Even with its rainy periods, Vancouver has many more balcony days, as well as a more outdoorsy population. “They definitely use them [here],” says Tracie McTavish, president of Rennie Marketing Systems, a major player in Vancouver’s condo market. “Especially when the deck space is coming off the living space, it’s used at a very high level.”
The notional value of a balcony may be particularly strong when you’re signing up for a building that doesn’t exist yet. Not many people are able to imagine how private or safe their imaginary balcony will feel, dozens of storeys above the street, adjacent to other balconies and buildings that are walled in glass.
“I know a lot of people who are fearful of standing on a wafer-thin slab of concrete that’s hanging off the edge of a building 40 floors up,” says Ted Kesik, a professor of building science at the University of Toronto. “And even if the weather is nice, the wind buffeting can be so extreme that you can hardly leave anything out there without the risk of the wind sucking it off.”

Structured page parsing rows

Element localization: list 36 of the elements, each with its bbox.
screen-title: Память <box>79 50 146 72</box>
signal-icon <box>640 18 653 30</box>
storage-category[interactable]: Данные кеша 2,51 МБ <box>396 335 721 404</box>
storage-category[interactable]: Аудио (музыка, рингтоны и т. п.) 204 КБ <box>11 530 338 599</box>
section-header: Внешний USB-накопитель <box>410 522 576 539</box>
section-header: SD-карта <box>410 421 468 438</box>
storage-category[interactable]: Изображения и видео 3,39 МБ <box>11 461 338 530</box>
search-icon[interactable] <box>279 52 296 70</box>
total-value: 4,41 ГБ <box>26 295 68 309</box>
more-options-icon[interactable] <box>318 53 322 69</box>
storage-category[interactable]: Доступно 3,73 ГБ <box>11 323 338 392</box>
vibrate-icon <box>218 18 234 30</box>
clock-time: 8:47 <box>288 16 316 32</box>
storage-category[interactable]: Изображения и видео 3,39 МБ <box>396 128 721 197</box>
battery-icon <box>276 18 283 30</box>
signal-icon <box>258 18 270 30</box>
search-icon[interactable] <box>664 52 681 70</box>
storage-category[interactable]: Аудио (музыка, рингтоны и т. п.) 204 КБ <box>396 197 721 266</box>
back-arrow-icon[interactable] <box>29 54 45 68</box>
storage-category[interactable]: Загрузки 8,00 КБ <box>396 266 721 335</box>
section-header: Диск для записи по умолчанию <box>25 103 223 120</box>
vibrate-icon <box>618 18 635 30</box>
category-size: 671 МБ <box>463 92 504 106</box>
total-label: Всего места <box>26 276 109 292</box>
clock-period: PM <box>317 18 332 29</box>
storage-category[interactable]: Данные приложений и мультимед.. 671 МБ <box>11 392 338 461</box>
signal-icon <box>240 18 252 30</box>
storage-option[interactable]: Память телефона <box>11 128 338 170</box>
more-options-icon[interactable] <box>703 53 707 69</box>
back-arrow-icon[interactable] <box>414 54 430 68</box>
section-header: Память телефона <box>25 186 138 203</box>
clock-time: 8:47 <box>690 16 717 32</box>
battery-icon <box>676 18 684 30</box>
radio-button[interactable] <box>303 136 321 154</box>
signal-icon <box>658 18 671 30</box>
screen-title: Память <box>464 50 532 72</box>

- **REQUIRED ACTIONS**:
1 - Answer these questions about the balcony excerpt:
(a) What company is Tracie McTavish president of?
(b) At what university is Ted Kesik a professor of building science?
(c) How many floors up is the building in Ted Kesik's example of a slab of concrete hanging off its edge?
2 - Reproduce the part of the balcony excerpt starting with "Even with its" and going on through "walled in glass.".
These rows are separate material, not part of the balcony excerpt.

- **SOLVED TASKS**:
1 -
(a) Rennie Marketing Systems
(b) The University of Toronto
(c) 40 floors

2 -
Even with its rainy periods, Vancouver has many more balcony days, as well as a more outdoorsy population. “They definitely use them [here],” says Tracie McTavish, president of Rennie Marketing Systems, a major player in Vancouver’s condo market. “Especially when the deck space is coming off the living space, it’s used at a very high level.”
The notional value of a balcony may be particularly strong when you’re signing up for a building that doesn’t exist yet. Not many people are able to imagine how private or safe their imaginary balcony will feel, dozens of storeys above the street, adjacent to other balconies and buildings that are walled in glass.